### WHAT THE TASK ASKS
Each line of the material below should be reproduced exactly.

===

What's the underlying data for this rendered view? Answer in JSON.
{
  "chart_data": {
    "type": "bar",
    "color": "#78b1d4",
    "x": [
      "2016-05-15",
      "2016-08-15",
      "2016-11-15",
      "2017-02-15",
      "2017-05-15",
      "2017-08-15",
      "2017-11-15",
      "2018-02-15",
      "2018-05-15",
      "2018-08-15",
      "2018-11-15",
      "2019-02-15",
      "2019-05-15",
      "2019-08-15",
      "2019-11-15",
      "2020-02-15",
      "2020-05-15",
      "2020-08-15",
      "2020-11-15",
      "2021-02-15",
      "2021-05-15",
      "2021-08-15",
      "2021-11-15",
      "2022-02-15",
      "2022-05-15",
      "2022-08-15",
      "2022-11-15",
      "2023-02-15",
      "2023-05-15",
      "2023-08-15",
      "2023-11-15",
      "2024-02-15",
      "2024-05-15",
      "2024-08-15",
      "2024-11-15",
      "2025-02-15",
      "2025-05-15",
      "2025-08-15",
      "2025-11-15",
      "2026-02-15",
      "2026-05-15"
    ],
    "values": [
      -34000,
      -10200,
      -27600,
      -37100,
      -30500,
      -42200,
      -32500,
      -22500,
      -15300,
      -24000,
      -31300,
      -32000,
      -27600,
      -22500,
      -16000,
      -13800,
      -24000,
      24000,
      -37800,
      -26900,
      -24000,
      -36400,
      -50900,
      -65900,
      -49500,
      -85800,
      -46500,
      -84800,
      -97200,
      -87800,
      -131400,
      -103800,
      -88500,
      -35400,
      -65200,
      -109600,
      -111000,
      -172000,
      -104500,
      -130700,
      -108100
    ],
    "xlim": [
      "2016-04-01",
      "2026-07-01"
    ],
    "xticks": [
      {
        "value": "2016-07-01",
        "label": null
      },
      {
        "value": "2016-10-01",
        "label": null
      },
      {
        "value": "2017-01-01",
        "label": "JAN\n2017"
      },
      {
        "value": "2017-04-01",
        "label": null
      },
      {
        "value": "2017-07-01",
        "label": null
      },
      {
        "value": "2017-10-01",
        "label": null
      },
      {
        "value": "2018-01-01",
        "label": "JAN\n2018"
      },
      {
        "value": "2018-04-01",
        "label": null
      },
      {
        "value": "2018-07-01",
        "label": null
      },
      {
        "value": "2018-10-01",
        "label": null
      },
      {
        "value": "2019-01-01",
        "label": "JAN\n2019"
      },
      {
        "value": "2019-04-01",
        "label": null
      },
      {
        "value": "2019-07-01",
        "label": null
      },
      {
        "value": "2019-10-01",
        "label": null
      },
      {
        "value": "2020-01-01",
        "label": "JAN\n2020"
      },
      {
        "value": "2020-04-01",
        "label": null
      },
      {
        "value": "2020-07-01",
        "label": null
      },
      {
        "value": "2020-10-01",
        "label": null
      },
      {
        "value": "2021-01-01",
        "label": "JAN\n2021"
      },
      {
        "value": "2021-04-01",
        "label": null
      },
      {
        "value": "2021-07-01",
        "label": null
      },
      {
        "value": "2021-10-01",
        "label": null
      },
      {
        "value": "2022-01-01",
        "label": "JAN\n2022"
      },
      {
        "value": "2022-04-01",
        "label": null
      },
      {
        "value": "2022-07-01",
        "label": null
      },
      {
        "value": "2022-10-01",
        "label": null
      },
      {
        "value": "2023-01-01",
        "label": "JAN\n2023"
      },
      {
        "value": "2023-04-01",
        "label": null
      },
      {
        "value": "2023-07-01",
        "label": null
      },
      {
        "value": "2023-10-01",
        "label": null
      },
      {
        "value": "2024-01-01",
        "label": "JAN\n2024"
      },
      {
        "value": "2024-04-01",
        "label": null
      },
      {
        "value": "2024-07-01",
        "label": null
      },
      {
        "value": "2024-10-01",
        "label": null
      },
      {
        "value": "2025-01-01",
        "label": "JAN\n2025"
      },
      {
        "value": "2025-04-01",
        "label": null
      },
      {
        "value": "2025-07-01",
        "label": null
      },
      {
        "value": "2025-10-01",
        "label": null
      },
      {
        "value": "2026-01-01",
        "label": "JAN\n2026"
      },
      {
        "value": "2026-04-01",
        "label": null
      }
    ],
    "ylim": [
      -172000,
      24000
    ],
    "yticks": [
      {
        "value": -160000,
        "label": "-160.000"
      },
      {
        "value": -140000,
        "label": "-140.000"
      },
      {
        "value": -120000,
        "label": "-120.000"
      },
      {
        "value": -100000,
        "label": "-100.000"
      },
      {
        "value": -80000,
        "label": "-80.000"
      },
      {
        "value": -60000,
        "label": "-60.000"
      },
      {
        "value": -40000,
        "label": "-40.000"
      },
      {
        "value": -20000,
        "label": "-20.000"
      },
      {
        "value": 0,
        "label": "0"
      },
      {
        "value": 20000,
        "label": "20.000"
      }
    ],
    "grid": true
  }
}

===

### WRITTEN SOLUTION
What's the underlying data for this rendered view? Answer in JSON.
{
  "chart_data": {
    "type": "bar",
    "color": "#78b1d4",
    "x": [
      "2016-05-15",
      "2016-08-15",
      "2016-11-15",
      "2017-02-15",
      "2017-05-15",
      "2017-08-15",
      "2017-11-15",
      "2018-02-15",
      "2018-05-15",
      "2018-08-15",
      "2018-11-15",
      "2019-02-15",
      "2019-05-15",
      "2019-08-15",
      "2019-11-15",
      "2020-02-15",
      "2020-05-15",
      "2020-08-15",
      "2020-11-15",
      "2021-02-15",
      "2021-05-15",
      "2021-08-15",
      "2021-11-15",
      "2022-02-15",
      "2022-05-15",
      "2022-08-15",
      "2022-11-15",
      "2023-02-15",
      "2023-05-15",
      "2023-08-15",
      "2023-11-15",
      "2024-02-15",
      "2024-05-15",
      "2024-08-15",
      "2024-11-15",
      "2025-02-15",
      "2025-05-15",
      "2025-08-15",
      "2025-11-15",
      "2026-02-15",
      "2026-05-15"
    ],
    "values": [
      -34000,
      -10200,
      -27600,
      -37100,
      -30500,
      -42200,
      -32500,
      -22500,
      -15300,
      -24000,
      -31300,
      -32000,
      -27600,
      -22500,
      -16000,
      -13800,
      -24000,
      24000,
      -37800,
      -26900,
      -24000,
      -36400,
      -50900,
      -65900,
      -49500,
      -85800,
      -46500,
      -84800,
      -97200,
      -87800,
      -131400,
      -103800,
      -88500,
      -35400,
      -65200,
      -109600,
      -111000,
      -172000,
      -104500,
      -130700,
      -108100
    ],
    "xlim": [
      "2016-04-01",
      "2026-07-01"
    ],
    "xticks": [
      {
        "value": "2016-07-01",
        "label": null
      },
      {
        "value": "2016-10-01",
        "label": null
      },
      {
        "value": "2017-01-01",
        "label": "JAN\n2017"
      },
      {
        "value": "2017-04-01",
        "label": null
      },
      {
        "value": "2017-07-01",
        "label": null
      },
      {
        "value": "2017-10-01",
        "label": null
      },
      {
        "value": "2018-01-01",
        "label": "JAN\n2018"
      },
      {
        "value": "2018-04-01",
        "label": null
      },
      {
        "value": "2018-07-01",
        "label": null
      },
      {
        "value": "2018-10-01",
        "label": null
      },
      {
        "value": "2019-01-01",
        "label": "JAN\n2019"
      },
      {
        "value": "2019-04-01",
        "label": null
      },
      {
        "value": "2019-07-01",
        "label": null
      },
      {
        "value": "2019-10-01",
        "label": null
      },
      {
        "value": "2020-01-01",
        "label": "JAN\n2020"
      },
      {
        "value": "2020-04-01",
        "label": null
      },
      {
        "value": "2020-07-01",
        "label": null
      },
      {
        "value": "2020-10-01",
        "label": null
      },
      {
        "value": "2021-01-01",
        "label": "JAN\n2021"
      },
      {
        "value": "2021-04-01",
        "label": null
      },
      {
        "value": "2021-07-01",
        "label": null
      },
      {
        "value": "2021-10-01",
        "label": null
      },
      {
        "value": "2022-01-01",
        "label": "JAN\n2022"
      },
      {
        "value": "2022-04-01",
        "label": null
      },
      {
        "value": "2022-07-01",
        "label": null
      },
      {
        "value": "2022-10-01",
        "label": null
      },
      {
        "value": "2023-01-01",
        "label": "JAN\n2023"
      },
      {
        "value": "2023-04-01",
        "label": null
      },
      {
        "value": "2023-07-01",
        "label": null
      },
      {
        "value": "2023-10-01",
        "label": null
      },
      {
        "value": "2024-01-01",
        "label": "JAN\n2024"
      },
      {
        "value": "2024-04-01",
        "label": null
      },
      {
        "value": "2024-07-01",
        "label": null
      },
      {
        "value": "2024-10-01",
        "label": null
      },
      {
        "value": "2025-01-01",
        "label": "JAN\n2025"
      },
      {
        "value": "2025-04-01",
        "label": null
      },
      {
        "value": "2025-07-01",
        "label": null
      },
      {
        "value": "2025-10-01",
        "label": null
      },
      {
        "value": "2026-01-01",
        "label": "JAN\n2026"
      },
      {
        "value": "2026-04-01",
        "label": null
      }
    ],
    "ylim": [
      -172000,
      24000
    ],
    "yticks": [
      {
        "value": -160000,
        "label": "-160.000"
      },
      {
        "value": -140000,
        "label": "-140.000"
      },
      {
        "value": -120000,
        "label": "-120.000"
      },
      {
        "value": -100000,
        "label": "-100.000"
      },
      {
        "value": -80000,
        "label": "-80.000"
      },
      {
        "value": -60000,
        "label": "-60.000"
      },
      {
        "value": -40000,
        "label": "-40.000"
      },
      {
        "value": -20000,
        "label": "-20.000"
      },
      {
        "value": 0,
        "label": "0"
      },
      {
        "value": 20000,
        "label": "20.000"
      }
    ],
    "grid": true
  }
}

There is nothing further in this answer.